▶ _Task goal_: Show every line where "title" occurs.

▶ _Provided records_:
%%
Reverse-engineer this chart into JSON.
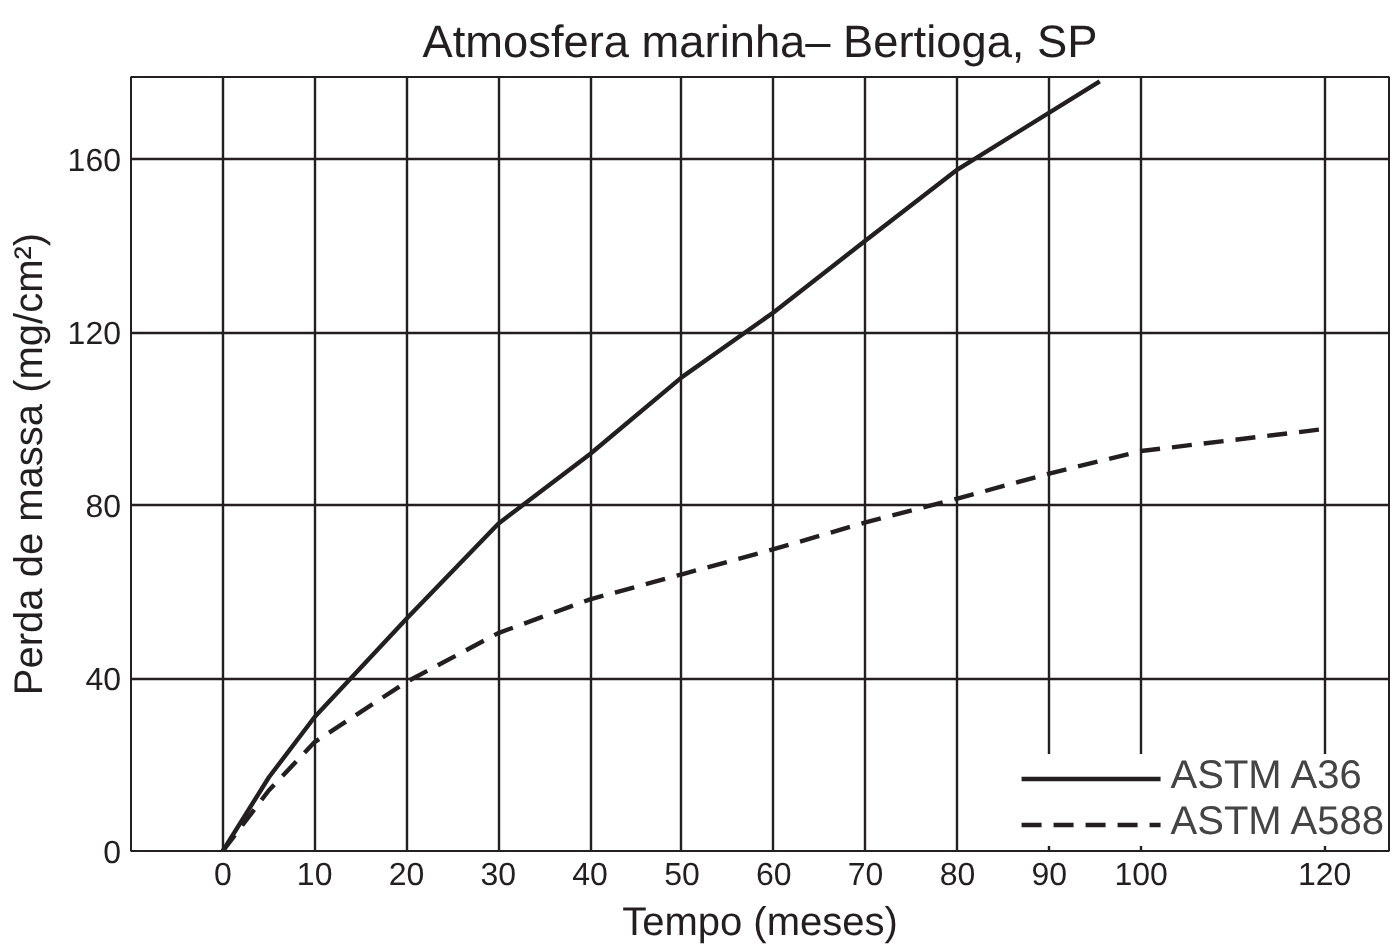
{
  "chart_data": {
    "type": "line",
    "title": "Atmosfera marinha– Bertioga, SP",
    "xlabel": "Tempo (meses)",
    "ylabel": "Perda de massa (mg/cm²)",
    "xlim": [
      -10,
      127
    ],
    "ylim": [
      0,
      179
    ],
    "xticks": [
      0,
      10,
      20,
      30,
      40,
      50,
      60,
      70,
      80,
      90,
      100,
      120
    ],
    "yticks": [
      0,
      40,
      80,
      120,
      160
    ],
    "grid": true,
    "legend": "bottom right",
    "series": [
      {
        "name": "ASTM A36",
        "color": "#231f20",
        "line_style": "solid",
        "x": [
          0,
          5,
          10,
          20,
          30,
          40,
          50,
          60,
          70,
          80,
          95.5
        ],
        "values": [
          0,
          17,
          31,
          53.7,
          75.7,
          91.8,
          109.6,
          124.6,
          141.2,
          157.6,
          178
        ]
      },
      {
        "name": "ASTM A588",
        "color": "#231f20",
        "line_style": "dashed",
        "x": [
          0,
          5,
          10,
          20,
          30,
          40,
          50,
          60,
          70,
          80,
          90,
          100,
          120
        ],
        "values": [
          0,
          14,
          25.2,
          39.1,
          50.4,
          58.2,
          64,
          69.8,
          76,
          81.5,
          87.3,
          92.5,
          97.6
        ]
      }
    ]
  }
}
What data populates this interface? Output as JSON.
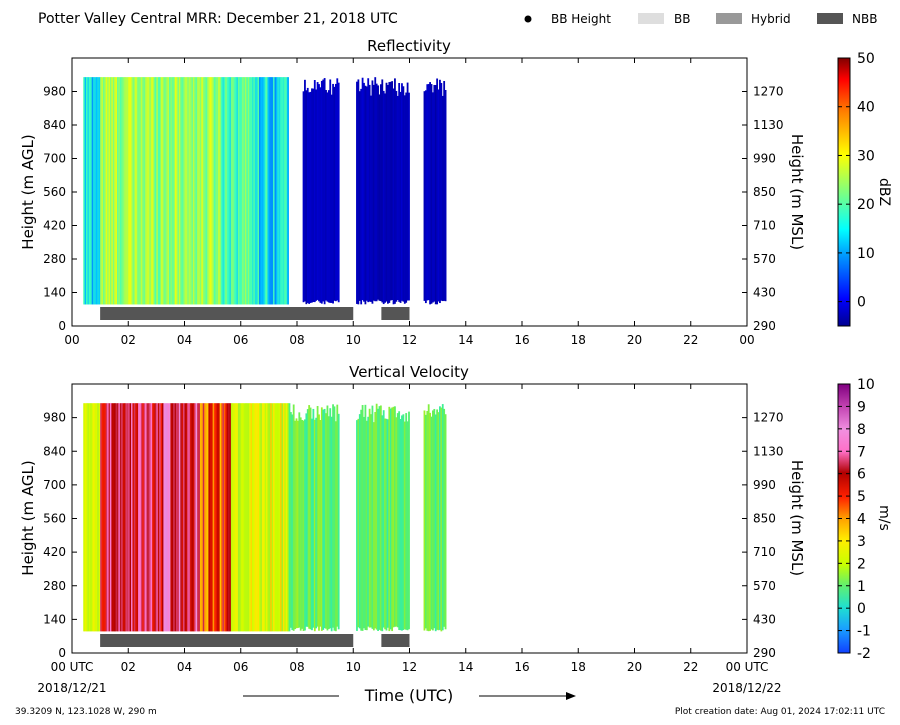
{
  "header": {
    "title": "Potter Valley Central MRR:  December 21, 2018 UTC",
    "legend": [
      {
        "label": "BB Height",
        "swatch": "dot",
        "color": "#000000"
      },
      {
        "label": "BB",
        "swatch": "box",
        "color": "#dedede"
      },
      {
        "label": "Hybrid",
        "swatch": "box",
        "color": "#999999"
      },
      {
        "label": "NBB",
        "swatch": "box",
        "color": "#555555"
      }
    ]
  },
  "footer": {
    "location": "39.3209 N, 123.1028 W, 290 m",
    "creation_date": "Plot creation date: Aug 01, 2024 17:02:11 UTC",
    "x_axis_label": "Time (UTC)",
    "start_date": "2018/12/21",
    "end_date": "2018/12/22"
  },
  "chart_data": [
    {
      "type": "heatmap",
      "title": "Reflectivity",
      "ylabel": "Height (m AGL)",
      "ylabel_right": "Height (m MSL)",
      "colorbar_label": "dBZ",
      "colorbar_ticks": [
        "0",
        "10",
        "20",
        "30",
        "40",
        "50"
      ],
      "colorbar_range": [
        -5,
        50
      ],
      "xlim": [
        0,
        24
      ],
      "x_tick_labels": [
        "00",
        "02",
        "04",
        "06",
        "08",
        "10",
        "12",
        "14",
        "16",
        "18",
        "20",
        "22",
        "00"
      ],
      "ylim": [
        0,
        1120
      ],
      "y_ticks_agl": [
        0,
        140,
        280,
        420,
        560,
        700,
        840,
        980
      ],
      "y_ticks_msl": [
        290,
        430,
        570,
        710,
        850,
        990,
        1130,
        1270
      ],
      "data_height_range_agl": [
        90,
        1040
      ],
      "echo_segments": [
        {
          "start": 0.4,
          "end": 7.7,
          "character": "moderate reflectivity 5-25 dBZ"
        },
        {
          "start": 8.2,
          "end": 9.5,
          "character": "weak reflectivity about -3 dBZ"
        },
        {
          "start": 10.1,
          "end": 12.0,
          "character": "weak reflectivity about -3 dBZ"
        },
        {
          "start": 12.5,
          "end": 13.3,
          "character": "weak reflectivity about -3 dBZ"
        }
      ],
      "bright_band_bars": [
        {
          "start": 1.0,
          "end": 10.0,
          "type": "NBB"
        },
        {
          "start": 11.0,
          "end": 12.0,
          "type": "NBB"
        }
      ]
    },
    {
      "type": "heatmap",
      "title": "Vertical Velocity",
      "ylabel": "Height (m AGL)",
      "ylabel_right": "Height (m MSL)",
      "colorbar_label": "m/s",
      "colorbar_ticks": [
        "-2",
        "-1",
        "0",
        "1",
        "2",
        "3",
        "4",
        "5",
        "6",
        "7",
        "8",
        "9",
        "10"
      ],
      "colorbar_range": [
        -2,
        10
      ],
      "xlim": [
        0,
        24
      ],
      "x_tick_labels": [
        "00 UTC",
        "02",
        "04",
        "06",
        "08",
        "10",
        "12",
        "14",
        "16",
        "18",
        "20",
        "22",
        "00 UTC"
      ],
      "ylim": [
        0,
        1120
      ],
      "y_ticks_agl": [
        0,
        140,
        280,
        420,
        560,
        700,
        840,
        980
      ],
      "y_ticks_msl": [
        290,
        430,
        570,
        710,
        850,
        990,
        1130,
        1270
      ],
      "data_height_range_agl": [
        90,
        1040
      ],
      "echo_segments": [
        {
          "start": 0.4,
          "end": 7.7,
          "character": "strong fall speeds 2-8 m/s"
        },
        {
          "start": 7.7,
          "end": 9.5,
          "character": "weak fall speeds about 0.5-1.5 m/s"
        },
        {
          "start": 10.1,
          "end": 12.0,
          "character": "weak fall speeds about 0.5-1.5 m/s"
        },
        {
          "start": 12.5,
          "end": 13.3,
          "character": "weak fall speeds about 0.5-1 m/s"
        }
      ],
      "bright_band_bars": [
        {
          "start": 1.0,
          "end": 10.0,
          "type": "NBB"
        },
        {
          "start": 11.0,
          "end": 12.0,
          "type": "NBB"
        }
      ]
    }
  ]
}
%%
%%
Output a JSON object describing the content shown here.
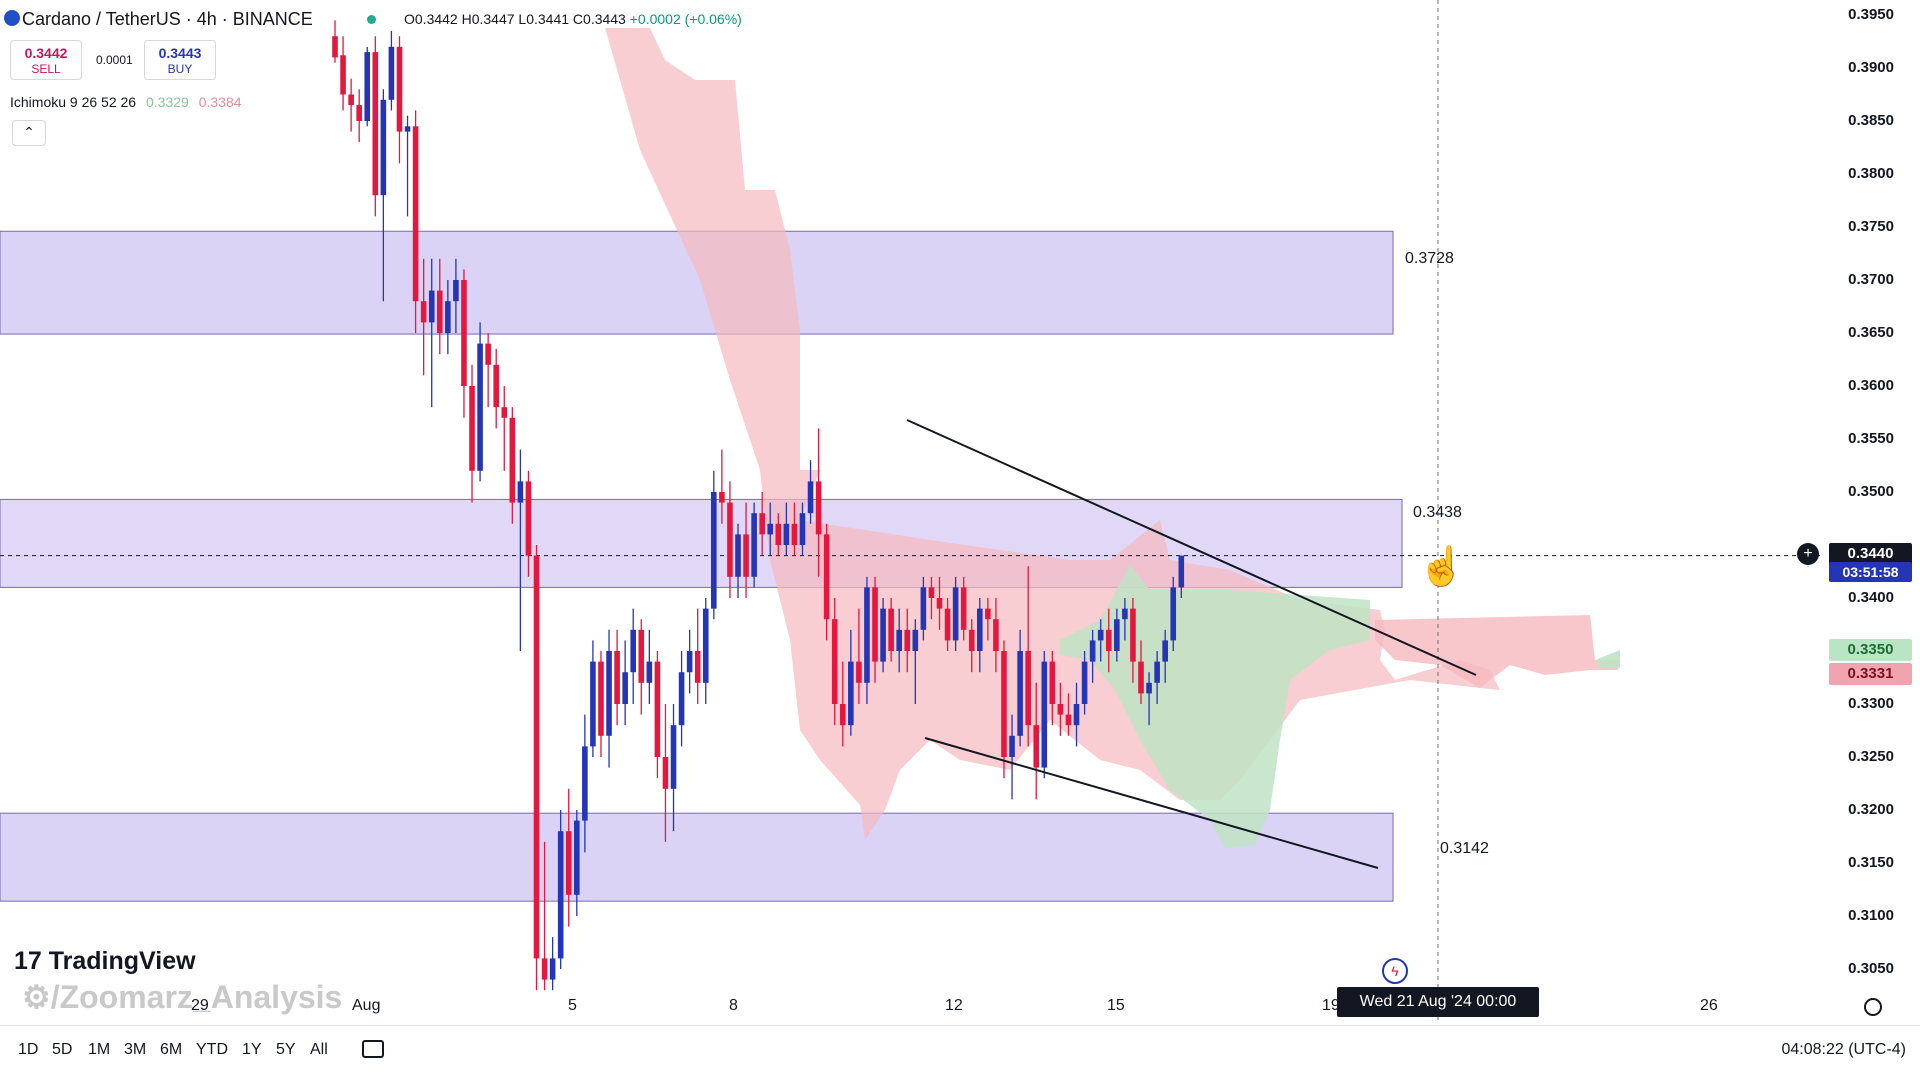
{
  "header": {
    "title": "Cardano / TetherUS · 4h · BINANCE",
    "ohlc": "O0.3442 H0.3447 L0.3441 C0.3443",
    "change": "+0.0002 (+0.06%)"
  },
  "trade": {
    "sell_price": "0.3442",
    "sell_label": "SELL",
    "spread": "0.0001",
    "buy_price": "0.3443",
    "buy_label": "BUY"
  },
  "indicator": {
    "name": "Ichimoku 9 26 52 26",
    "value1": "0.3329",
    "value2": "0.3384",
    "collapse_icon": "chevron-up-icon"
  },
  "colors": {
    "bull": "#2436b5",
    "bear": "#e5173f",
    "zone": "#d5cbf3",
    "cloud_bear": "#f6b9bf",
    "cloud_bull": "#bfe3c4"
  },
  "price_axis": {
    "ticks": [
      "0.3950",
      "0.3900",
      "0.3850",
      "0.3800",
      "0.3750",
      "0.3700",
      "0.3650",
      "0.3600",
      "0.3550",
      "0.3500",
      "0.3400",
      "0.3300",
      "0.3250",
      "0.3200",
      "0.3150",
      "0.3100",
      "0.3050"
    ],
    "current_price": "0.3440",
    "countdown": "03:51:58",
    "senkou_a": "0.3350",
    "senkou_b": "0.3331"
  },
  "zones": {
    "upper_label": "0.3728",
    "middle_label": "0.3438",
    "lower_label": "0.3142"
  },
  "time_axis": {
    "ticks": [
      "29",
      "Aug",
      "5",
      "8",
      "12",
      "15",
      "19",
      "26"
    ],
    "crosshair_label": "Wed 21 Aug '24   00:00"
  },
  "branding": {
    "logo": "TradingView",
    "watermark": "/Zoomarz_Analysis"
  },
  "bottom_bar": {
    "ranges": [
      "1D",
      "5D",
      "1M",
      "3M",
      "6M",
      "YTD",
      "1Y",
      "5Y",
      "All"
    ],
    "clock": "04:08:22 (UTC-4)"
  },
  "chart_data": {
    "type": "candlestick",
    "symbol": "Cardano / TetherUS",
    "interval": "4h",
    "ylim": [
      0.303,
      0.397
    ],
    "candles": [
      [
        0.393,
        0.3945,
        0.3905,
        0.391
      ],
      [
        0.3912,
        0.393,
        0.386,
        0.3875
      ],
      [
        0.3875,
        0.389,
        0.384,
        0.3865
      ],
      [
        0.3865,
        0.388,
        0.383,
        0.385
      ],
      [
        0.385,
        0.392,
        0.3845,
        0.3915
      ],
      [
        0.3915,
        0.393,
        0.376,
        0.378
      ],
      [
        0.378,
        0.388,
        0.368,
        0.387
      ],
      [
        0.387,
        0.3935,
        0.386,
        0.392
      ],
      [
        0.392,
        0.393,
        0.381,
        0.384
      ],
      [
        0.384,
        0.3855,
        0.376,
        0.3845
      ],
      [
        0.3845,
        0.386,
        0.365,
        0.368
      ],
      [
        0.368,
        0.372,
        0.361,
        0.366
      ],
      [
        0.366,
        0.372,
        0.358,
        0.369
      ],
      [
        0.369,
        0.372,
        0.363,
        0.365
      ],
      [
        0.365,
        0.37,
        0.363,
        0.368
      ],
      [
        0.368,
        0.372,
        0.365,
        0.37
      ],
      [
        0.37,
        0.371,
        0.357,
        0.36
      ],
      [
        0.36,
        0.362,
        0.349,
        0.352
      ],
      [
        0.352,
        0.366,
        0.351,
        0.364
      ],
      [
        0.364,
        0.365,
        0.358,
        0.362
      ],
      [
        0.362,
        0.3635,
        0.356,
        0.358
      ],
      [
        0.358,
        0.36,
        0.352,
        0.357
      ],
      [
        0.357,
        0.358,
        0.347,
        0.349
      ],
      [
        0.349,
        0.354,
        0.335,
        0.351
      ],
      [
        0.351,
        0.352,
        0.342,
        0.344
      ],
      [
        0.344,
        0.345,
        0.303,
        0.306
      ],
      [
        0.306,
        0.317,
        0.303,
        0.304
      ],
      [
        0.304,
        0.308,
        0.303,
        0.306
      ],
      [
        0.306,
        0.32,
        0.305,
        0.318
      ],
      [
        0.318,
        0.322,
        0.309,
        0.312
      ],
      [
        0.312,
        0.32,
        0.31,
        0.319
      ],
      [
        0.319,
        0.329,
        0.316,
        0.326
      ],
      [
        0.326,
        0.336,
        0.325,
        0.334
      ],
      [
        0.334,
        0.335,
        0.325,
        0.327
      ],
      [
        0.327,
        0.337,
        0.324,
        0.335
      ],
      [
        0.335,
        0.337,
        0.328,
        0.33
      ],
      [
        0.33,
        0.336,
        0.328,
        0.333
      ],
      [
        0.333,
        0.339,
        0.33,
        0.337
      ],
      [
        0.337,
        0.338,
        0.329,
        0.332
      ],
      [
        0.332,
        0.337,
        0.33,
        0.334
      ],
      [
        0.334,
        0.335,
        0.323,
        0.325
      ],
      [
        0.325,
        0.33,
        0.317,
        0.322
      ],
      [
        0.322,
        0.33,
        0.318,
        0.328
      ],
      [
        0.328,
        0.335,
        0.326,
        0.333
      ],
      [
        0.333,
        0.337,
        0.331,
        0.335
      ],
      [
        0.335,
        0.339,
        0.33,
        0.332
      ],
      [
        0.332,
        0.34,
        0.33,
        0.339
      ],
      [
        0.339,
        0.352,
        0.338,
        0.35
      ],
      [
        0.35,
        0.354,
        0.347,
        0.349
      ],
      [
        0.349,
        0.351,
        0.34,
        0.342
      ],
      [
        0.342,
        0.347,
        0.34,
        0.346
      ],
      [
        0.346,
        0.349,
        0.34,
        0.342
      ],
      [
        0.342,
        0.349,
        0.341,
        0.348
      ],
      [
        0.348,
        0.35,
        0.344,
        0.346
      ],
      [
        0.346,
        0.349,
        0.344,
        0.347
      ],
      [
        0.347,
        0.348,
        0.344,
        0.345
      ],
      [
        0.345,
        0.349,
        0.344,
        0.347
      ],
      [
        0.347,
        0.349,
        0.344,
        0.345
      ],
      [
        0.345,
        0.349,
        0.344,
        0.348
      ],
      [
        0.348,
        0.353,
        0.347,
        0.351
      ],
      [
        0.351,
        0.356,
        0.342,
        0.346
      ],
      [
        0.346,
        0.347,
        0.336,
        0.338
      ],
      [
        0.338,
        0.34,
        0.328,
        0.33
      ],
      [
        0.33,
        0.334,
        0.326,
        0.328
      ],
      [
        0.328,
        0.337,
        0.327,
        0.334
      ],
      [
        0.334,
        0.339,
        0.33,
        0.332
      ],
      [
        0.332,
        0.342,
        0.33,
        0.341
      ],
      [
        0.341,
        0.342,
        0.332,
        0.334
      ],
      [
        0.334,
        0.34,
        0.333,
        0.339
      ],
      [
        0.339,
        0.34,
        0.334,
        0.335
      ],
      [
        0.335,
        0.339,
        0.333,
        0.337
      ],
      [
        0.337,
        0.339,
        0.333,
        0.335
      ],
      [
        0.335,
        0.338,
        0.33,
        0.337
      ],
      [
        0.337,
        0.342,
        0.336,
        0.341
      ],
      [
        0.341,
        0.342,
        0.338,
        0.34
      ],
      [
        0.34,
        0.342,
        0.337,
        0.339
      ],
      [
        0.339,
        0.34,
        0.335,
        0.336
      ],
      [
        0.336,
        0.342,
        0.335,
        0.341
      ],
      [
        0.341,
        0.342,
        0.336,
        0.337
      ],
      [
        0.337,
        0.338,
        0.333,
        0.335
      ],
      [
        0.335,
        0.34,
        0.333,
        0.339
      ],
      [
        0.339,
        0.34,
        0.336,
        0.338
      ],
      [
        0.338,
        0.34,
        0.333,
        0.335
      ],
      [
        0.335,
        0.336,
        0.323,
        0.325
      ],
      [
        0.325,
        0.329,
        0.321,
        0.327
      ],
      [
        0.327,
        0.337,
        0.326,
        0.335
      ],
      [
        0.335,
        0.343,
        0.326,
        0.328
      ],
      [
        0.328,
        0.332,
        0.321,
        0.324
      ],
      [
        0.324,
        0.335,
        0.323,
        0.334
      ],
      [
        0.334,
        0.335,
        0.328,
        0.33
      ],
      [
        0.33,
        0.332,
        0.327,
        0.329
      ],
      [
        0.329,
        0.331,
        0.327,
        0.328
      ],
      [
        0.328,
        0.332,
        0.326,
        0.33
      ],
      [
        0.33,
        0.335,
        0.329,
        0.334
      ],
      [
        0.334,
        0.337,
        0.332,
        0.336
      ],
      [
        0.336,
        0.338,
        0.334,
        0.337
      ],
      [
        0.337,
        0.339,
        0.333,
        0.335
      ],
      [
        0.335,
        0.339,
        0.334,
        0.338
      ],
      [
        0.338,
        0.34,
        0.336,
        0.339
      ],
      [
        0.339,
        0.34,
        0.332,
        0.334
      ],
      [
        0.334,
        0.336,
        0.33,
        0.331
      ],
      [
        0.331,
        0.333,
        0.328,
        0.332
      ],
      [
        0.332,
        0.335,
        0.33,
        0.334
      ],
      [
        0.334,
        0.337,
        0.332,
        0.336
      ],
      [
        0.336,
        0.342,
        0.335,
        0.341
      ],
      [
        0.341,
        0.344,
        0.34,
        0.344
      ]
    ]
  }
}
%%
▶ _Completed task_:
    "title": "Atmosfera marinha– Bertioga, SP",
    "title": "Potter Valley Central MRR:  December 21, 2018 UTC",
      "title": "Reflectivity",
      "title": "Vertical Velocity",
    "title": "Cardano / TetherUS · 4h · BINANCE",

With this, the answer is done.